What this task involves => Repeat, word for word, every line from the line holding "What's the underlying" through the final line of the entries below. Skip all pictures.

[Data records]
* begin *

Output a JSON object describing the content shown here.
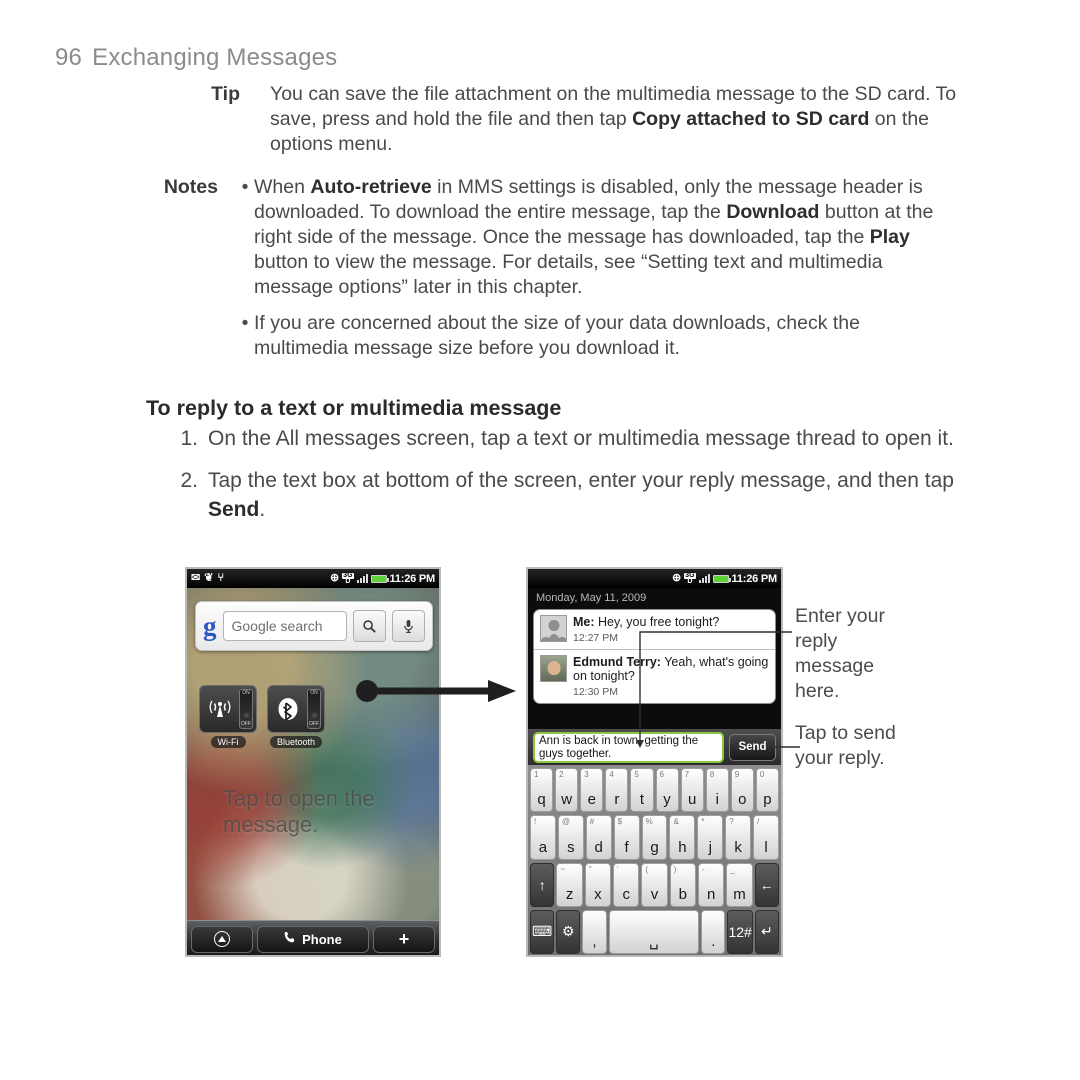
{
  "running_head": {
    "page_number": "96",
    "title": "Exchanging Messages"
  },
  "tip": {
    "label": "Tip",
    "parts": [
      {
        "t": "You can save the file attachment on the multimedia message to the SD card. To save, press and hold the file and then tap ",
        "b": false
      },
      {
        "t": "Copy attached to SD card",
        "b": true
      },
      {
        "t": " on the options menu.",
        "b": false
      }
    ]
  },
  "notes": {
    "label": "Notes",
    "bullet": "•",
    "items": [
      [
        {
          "t": "When ",
          "b": false
        },
        {
          "t": "Auto-retrieve",
          "b": true
        },
        {
          "t": " in MMS settings is disabled, only the message header is downloaded. To download the entire message, tap the ",
          "b": false
        },
        {
          "t": "Download",
          "b": true
        },
        {
          "t": " button at the right side of the message. Once the message has downloaded, tap the ",
          "b": false
        },
        {
          "t": "Play",
          "b": true
        },
        {
          "t": " button to view the message. For details, see “Setting text and multimedia message options” later in this chapter.",
          "b": false
        }
      ],
      [
        {
          "t": "If you are concerned about the size of your data downloads, check the multimedia message size before you download it.",
          "b": false
        }
      ]
    ]
  },
  "section_heading": "To reply to a text or multimedia message",
  "steps": [
    {
      "number": "1.",
      "parts": [
        {
          "t": "On the All messages screen, tap a text or multimedia message thread to open it.",
          "b": false
        }
      ]
    },
    {
      "number": "2.",
      "parts": [
        {
          "t": "Tap the text box at bottom of the screen, enter your reply message, and then tap ",
          "b": false
        },
        {
          "t": "Send",
          "b": true
        },
        {
          "t": ".",
          "b": false
        }
      ]
    }
  ],
  "phone_left": {
    "status_bar": {
      "icons_left": [
        "envelope-icon",
        "bird-icon",
        "usb-icon"
      ],
      "envelope": "✉",
      "bird": "❦",
      "usb": "⑂",
      "gps": "⊕",
      "network_label": "3G",
      "network_sub": "D",
      "time": "11:26 PM"
    },
    "search_widget": {
      "logo": "g",
      "placeholder": "Google search",
      "search_icon": "⚲",
      "mic_icon": "☸"
    },
    "toggles": [
      {
        "name": "Wi-Fi",
        "on_label": "ON",
        "off_label": "OFF",
        "glyph": "ᴧ"
      },
      {
        "name": "Bluetooth",
        "on_label": "ON",
        "off_label": "OFF",
        "glyph": "ᛦ"
      }
    ],
    "wallpaper_note": "Tap to open the message.",
    "dock": {
      "apps_label": "▲",
      "phone_label": "Phone",
      "phone_icon": "✆",
      "add_label": "+"
    }
  },
  "phone_right": {
    "status_bar": {
      "gps": "⊕",
      "network_label": "3G",
      "network_sub": "D",
      "time": "11:26 PM"
    },
    "date_header": "Monday, May 11, 2009",
    "messages": [
      {
        "sender": "Me:",
        "text": " Hey, you free tonight?",
        "time": "12:27 PM",
        "avatar": "generic-person-avatar"
      },
      {
        "sender": "Edmund Terry:",
        "text": " Yeah, what's going on tonight?",
        "time": "12:30 PM",
        "avatar": "photo-avatar"
      }
    ],
    "reply_text": "Ann is back in town, getting the guys together.",
    "send_label": "Send",
    "keyboard": {
      "row1": [
        {
          "k": "q",
          "n": "1"
        },
        {
          "k": "w",
          "n": "2"
        },
        {
          "k": "e",
          "n": "3"
        },
        {
          "k": "r",
          "n": "4"
        },
        {
          "k": "t",
          "n": "5"
        },
        {
          "k": "y",
          "n": "6"
        },
        {
          "k": "u",
          "n": "7"
        },
        {
          "k": "i",
          "n": "8"
        },
        {
          "k": "o",
          "n": "9"
        },
        {
          "k": "p",
          "n": "0"
        }
      ],
      "row2": [
        {
          "k": "a",
          "n": "!"
        },
        {
          "k": "s",
          "n": "@"
        },
        {
          "k": "d",
          "n": "#"
        },
        {
          "k": "f",
          "n": "$"
        },
        {
          "k": "g",
          "n": "%"
        },
        {
          "k": "h",
          "n": "&"
        },
        {
          "k": "j",
          "n": "*"
        },
        {
          "k": "k",
          "n": "?"
        },
        {
          "k": "l",
          "n": "/"
        }
      ],
      "row3": [
        {
          "k": "z",
          "n": "~"
        },
        {
          "k": "x",
          "n": "\""
        },
        {
          "k": "c",
          "n": "'"
        },
        {
          "k": "v",
          "n": "("
        },
        {
          "k": "b",
          "n": ")"
        },
        {
          "k": "n",
          "n": "-"
        },
        {
          "k": "m",
          "n": "_"
        }
      ],
      "shift": "↑",
      "backspace": "←",
      "keyboard_switch": "⌨",
      "settings": "⚙",
      "comma": ",",
      "space": "␣",
      "period": ".",
      "numsym": "12#",
      "enter": "↵"
    }
  },
  "callouts": {
    "enter_reply": "Enter your reply message here.",
    "tap_send": "Tap to send your reply."
  },
  "colors": {
    "accent_green": "#8dc63f",
    "body_text": "#4a4a4a",
    "heading": "#2b2b2b",
    "running_head": "#8b8b8b"
  }
}
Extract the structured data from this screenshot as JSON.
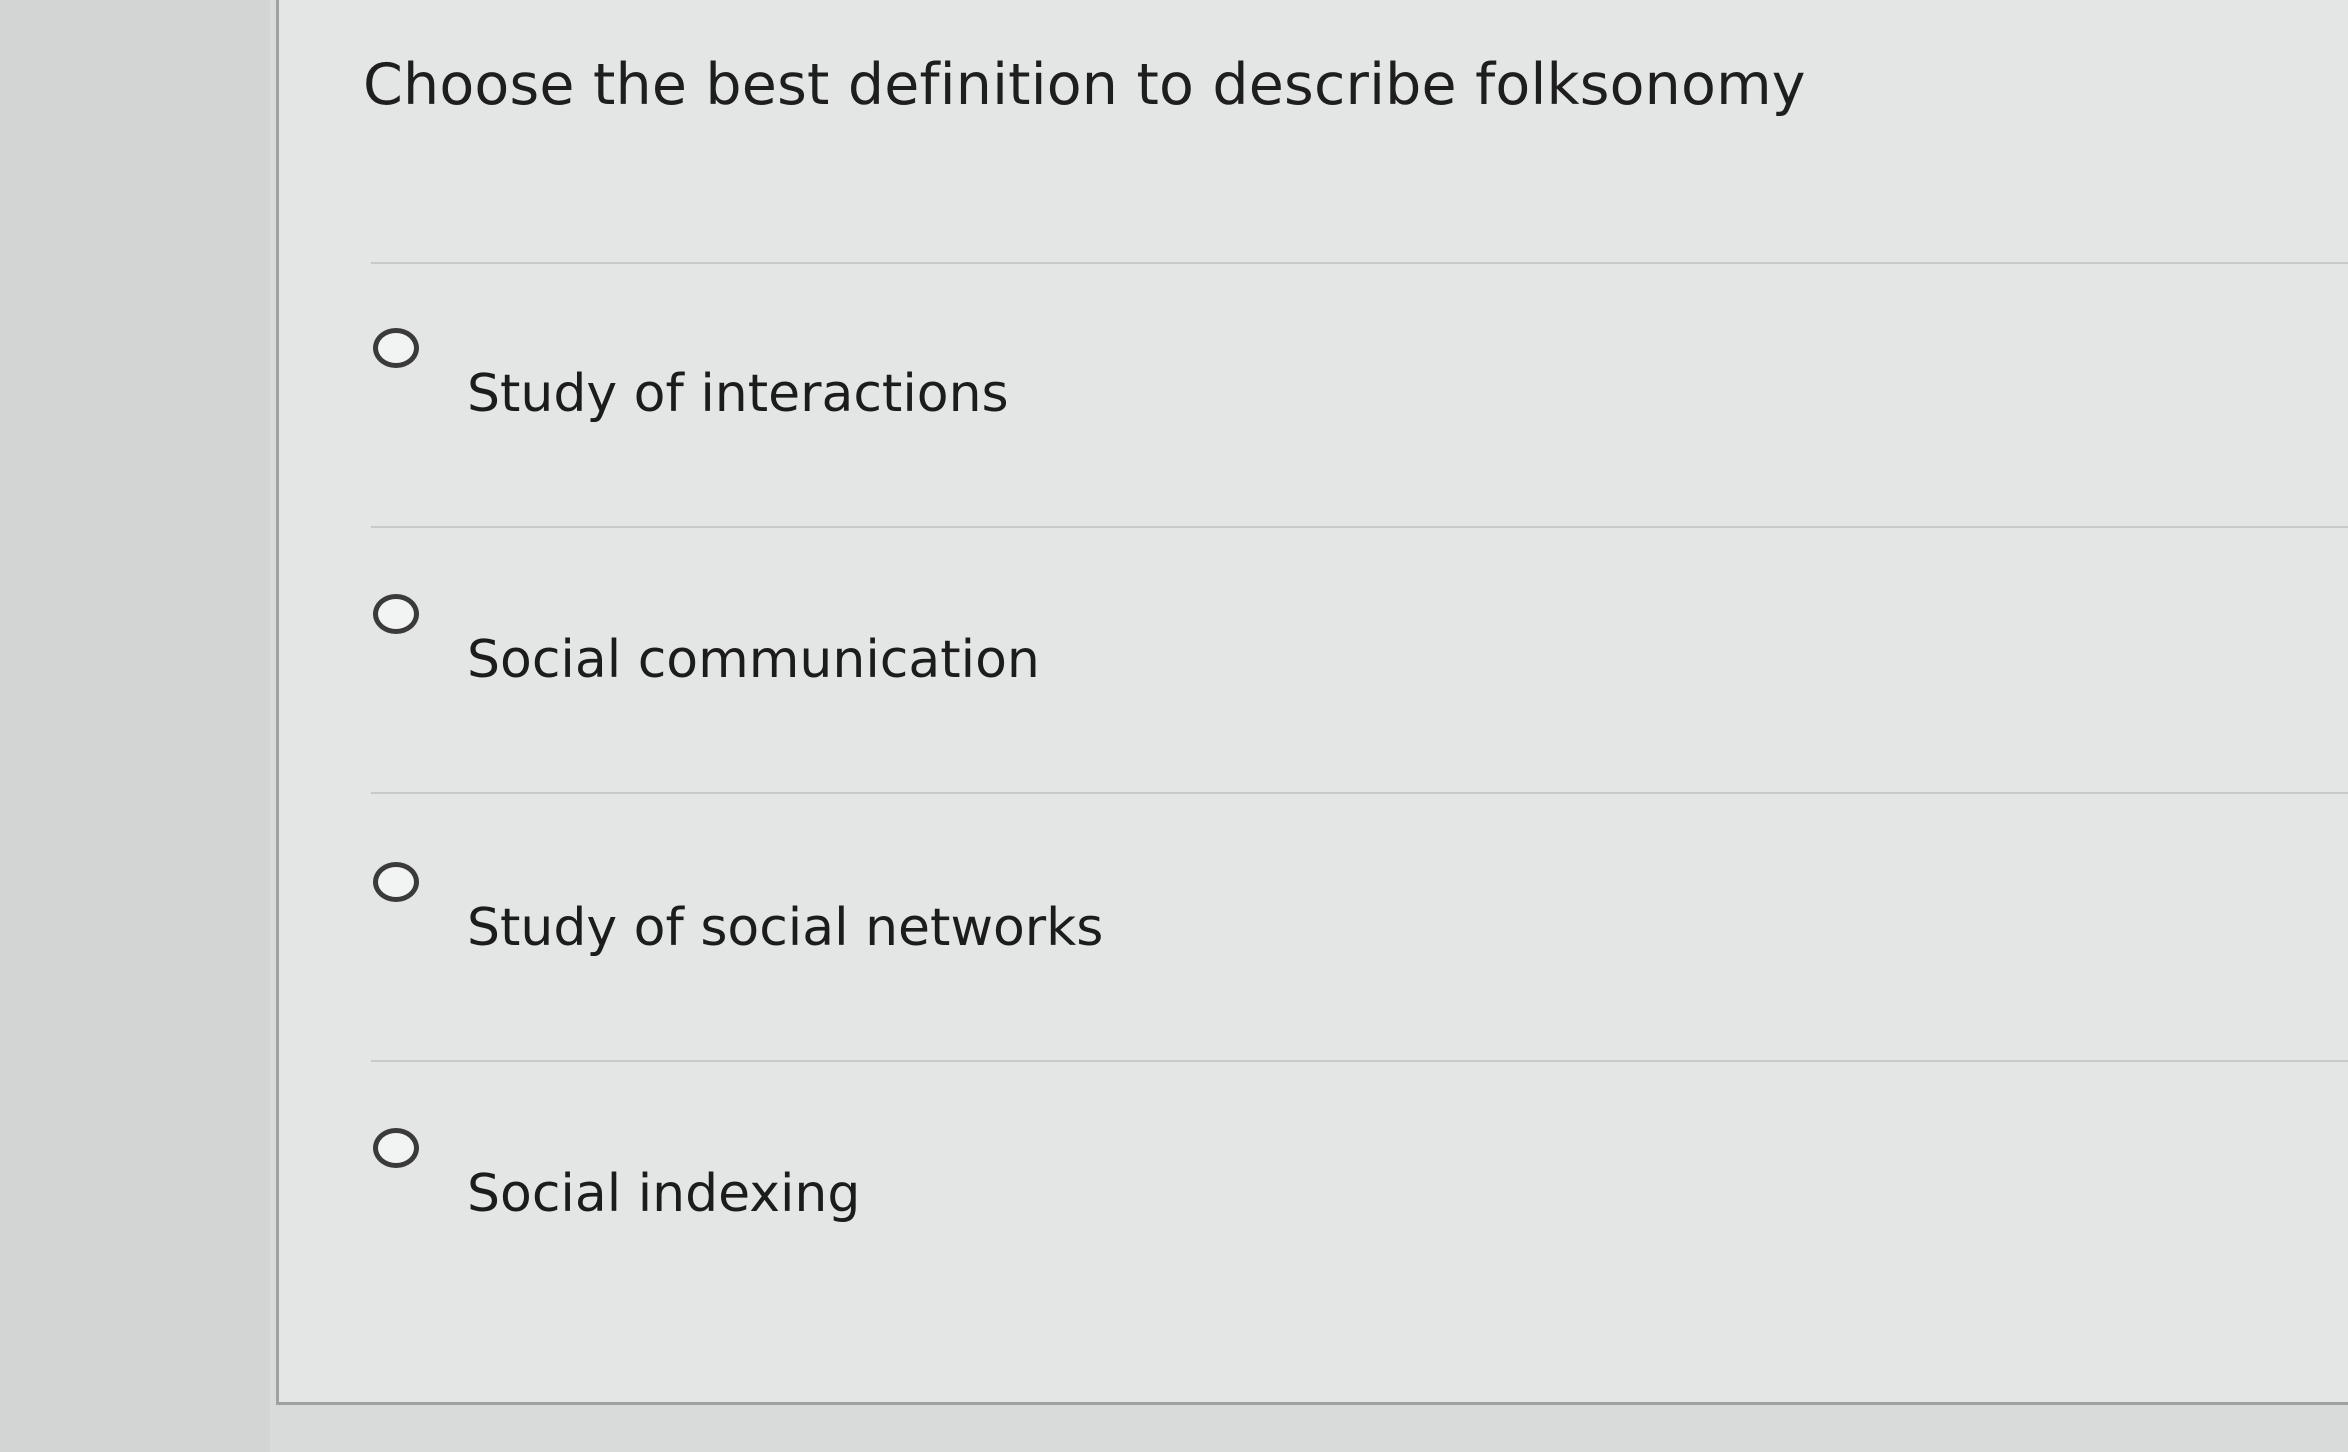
{
  "question": {
    "text": "Choose the best definition to describe folksonomy"
  },
  "options": [
    {
      "label": "Study of interactions",
      "selected": false
    },
    {
      "label": "Social communication",
      "selected": false
    },
    {
      "label": "Study of social networks",
      "selected": false
    },
    {
      "label": "Social indexing",
      "selected": false
    }
  ],
  "colors": {
    "background": "#d9dbdb",
    "panel": "#e4e6e6",
    "text": "#1c1c1c",
    "radio_border": "#3a3a3a"
  }
}
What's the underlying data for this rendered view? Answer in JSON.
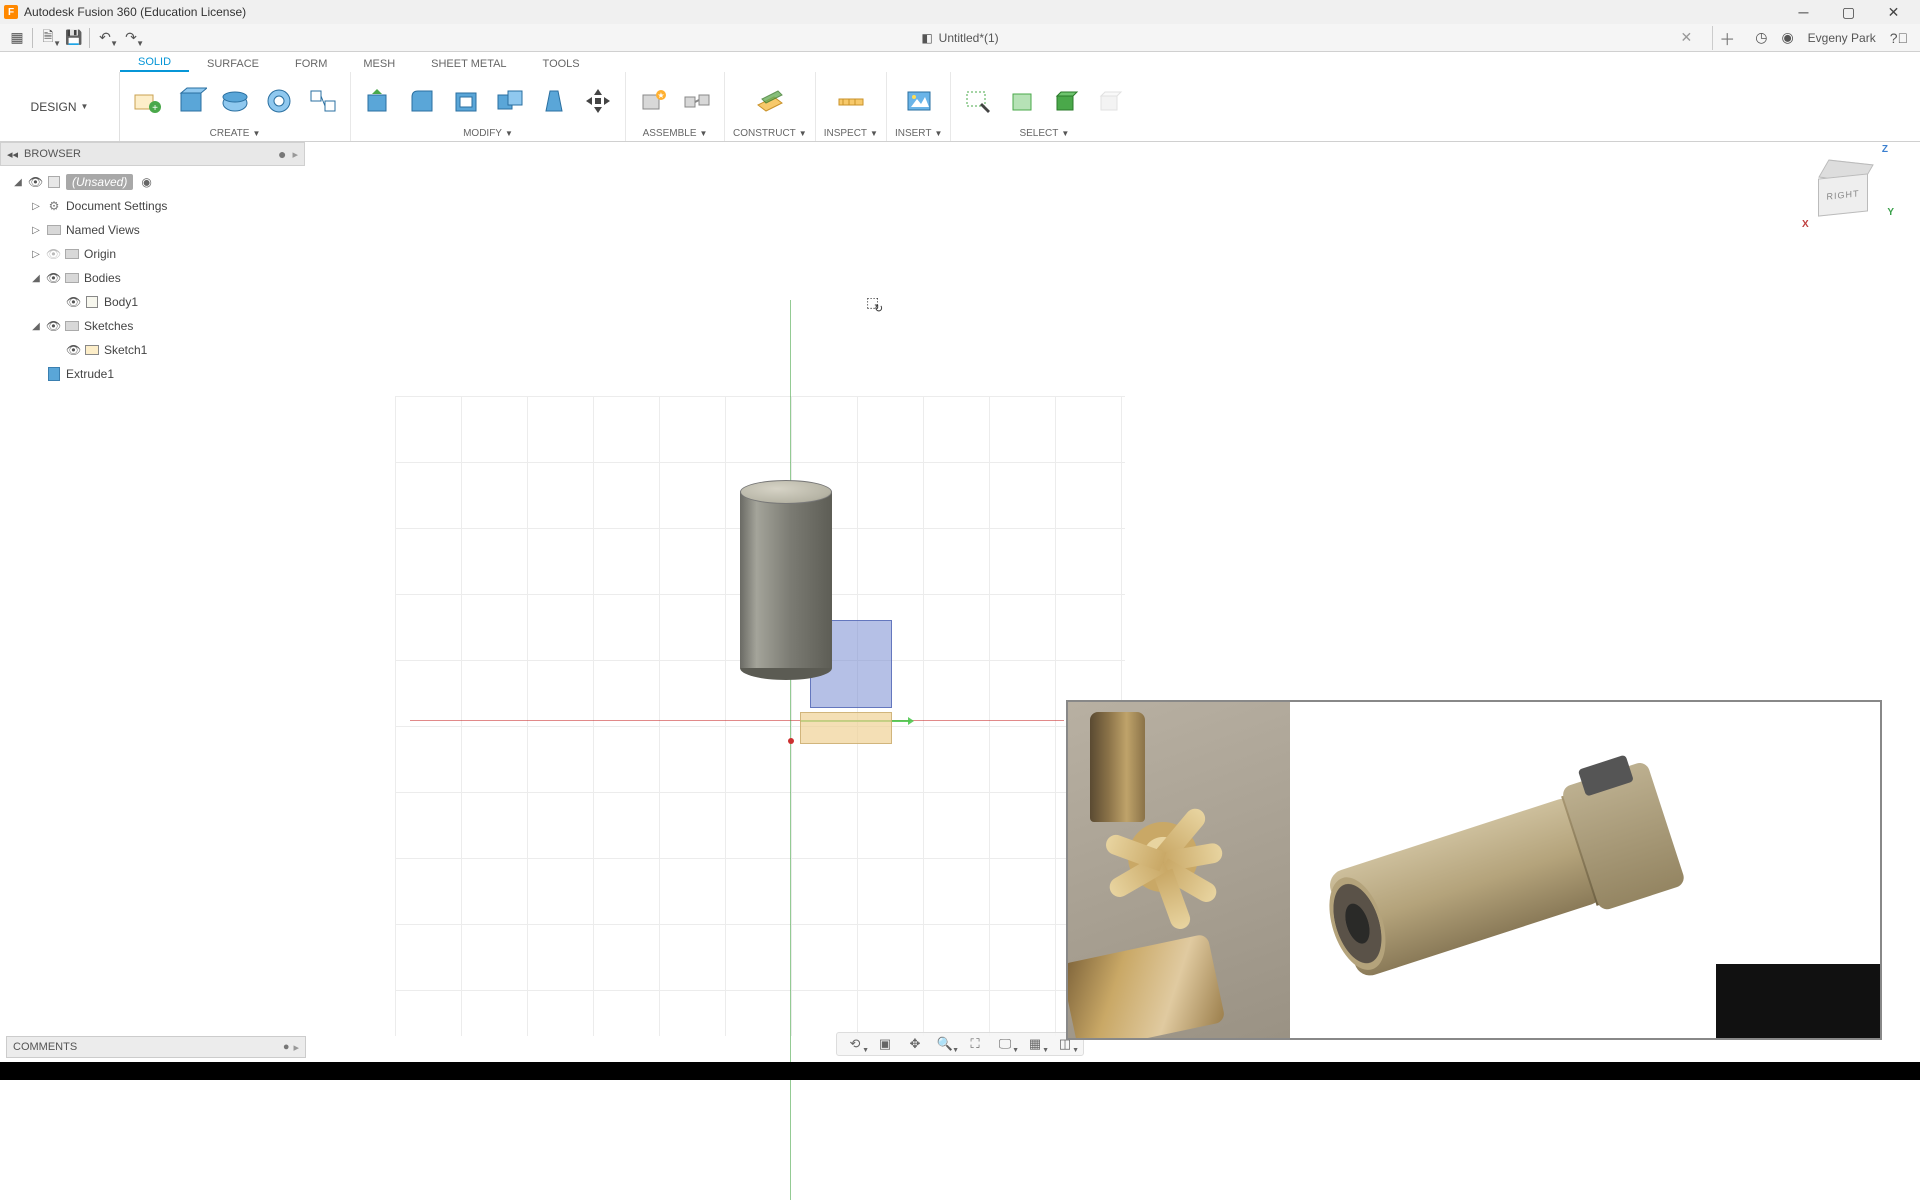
{
  "titlebar": {
    "app_title": "Autodesk Fusion 360 (Education License)"
  },
  "quickbar": {
    "document_title": "Untitled*(1)",
    "user_name": "Evgeny Park"
  },
  "workspace": {
    "label": "DESIGN"
  },
  "ribbon_tabs": {
    "solid": "SOLID",
    "surface": "SURFACE",
    "form": "FORM",
    "mesh": "MESH",
    "sheet_metal": "SHEET METAL",
    "tools": "TOOLS"
  },
  "ribbon_groups": {
    "create": "CREATE",
    "modify": "MODIFY",
    "assemble": "ASSEMBLE",
    "construct": "CONSTRUCT",
    "inspect": "INSPECT",
    "insert": "INSERT",
    "select": "SELECT"
  },
  "browser": {
    "title": "BROWSER",
    "root": "(Unsaved)",
    "doc_settings": "Document Settings",
    "named_views": "Named Views",
    "origin": "Origin",
    "bodies": "Bodies",
    "body1": "Body1",
    "sketches": "Sketches",
    "sketch1": "Sketch1",
    "extrude1": "Extrude1"
  },
  "comments": {
    "title": "COMMENTS"
  },
  "viewcube": {
    "face": "RIGHT",
    "z": "Z",
    "y": "Y",
    "x": "X"
  }
}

* end *

Solution to this task =>
What's the underlying data for this rendered view? Answer in JSON.
{
  "titlebar": {
    "app_title": "Autodesk Fusion 360 (Education License)"
  },
  "quickbar": {
    "document_title": "Untitled*(1)",
    "user_name": "Evgeny Park"
  },
  "workspace": {
    "label": "DESIGN"
  },
  "ribbon_tabs": {
    "solid": "SOLID",
    "surface": "SURFACE",
    "form": "FORM",
    "mesh": "MESH",
    "sheet_metal": "SHEET METAL",
    "tools": "TOOLS"
  },
  "ribbon_groups": {
    "create": "CREATE",
    "modify": "MODIFY",
    "assemble": "ASSEMBLE",
    "construct": "CONSTRUCT",
    "inspect": "INSPECT",
    "insert": "INSERT",
    "select": "SELECT"
  },
  "browser": {
    "title": "BROWSER",
    "root": "(Unsaved)",
    "doc_settings": "Document Settings",
    "named_views": "Named Views",
    "origin": "Origin",
    "bodies": "Bodies",
    "body1": "Body1",
    "sketches": "Sketches",
    "sketch1": "Sketch1",
    "extrude1": "Extrude1"
  },
  "comments": {
    "title": "COMMENTS"
  },
  "viewcube": {
    "face": "RIGHT",
    "z": "Z",
    "y": "Y",
    "x": "X"
  }
}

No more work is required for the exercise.